* WHAT YOU HAVE TO DO *
A faithful copy of all the records is needed, with the pictures omitted.

[Page transcription entries]
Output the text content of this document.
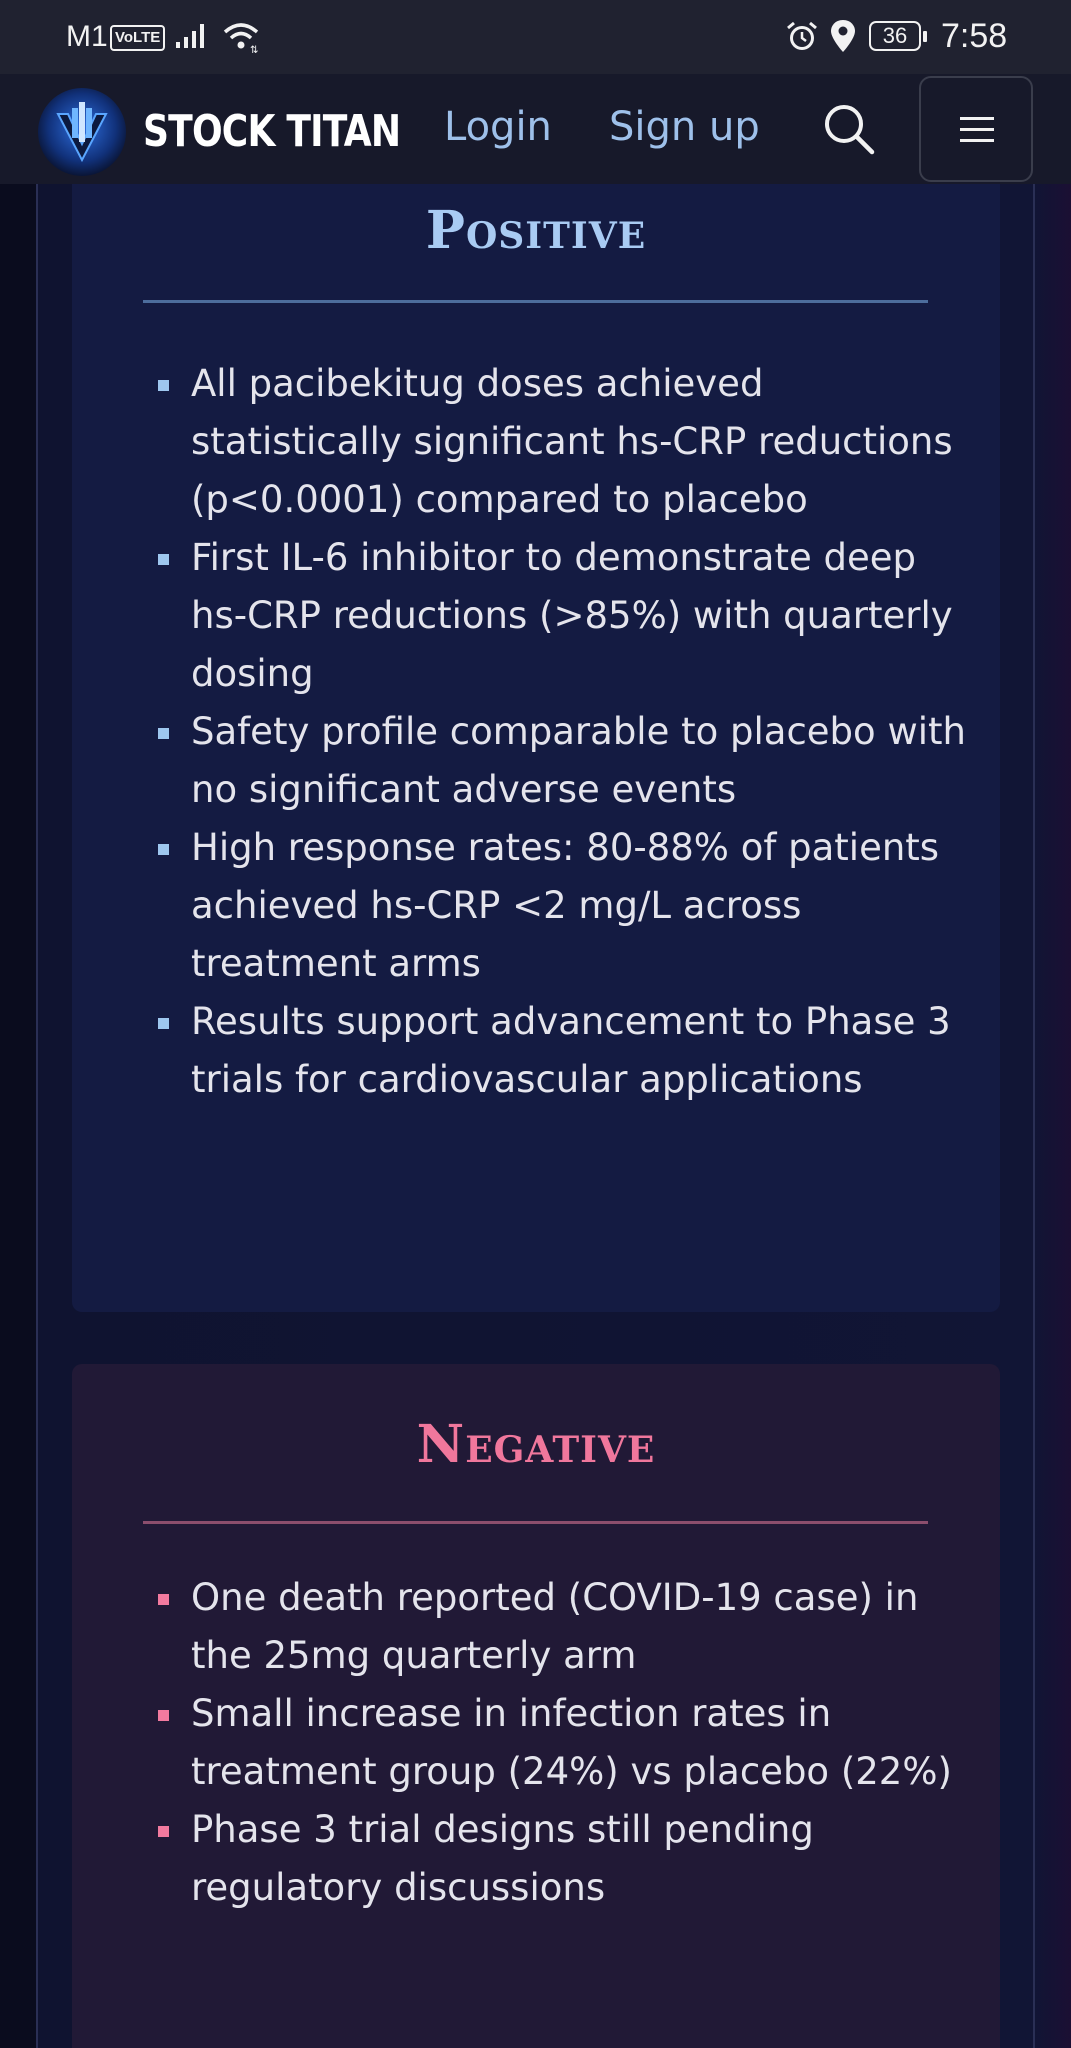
Positive
All pacibekitug doses achieved statistically significant hs-CRP reductions (p<0.0001) compared to placebo
First IL-6 inhibitor to demonstrate deep hs-CRP reductions (>85%) with quarterly dosing
Safety profile comparable to placebo with no significant adverse events
High response rates: 80-88% of patients achieved hs-CRP <2 mg/L across treatment arms
Results support advancement to Phase 3 trials for cardiovascular applications
Negative
One death reported (COVID-19 case) in the 25mg quarterly arm
Small increase in infection rates in treatment group (24%) vs placebo (22%)
Phase 3 trial designs still pending regulatory discussions
M1 VoLTE
⇅
36 7:58
STOCK TITAN Login Sign up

* OUTPUT OF THE EXERCISE *
Output the text content of this document.
Positive
All pacibekitug doses achieved statistically significant hs-CRP reductions (p<0.0001) compared to placebo
First IL-6 inhibitor to demonstrate deep hs-CRP reductions (>85%) with quarterly dosing
Safety profile comparable to placebo with no significant adverse events
High response rates: 80-88% of patients achieved hs-CRP <2 mg/L across treatment arms
Results support advancement to Phase 3 trials for cardiovascular applications
Negative
One death reported (COVID-19 case) in the 25mg quarterly arm
Small increase in infection rates in treatment group (24%) vs placebo (22%)
Phase 3 trial designs still pending regulatory discussions
M1 VoLTE
⇅
36 7:58
STOCK TITAN Login Sign up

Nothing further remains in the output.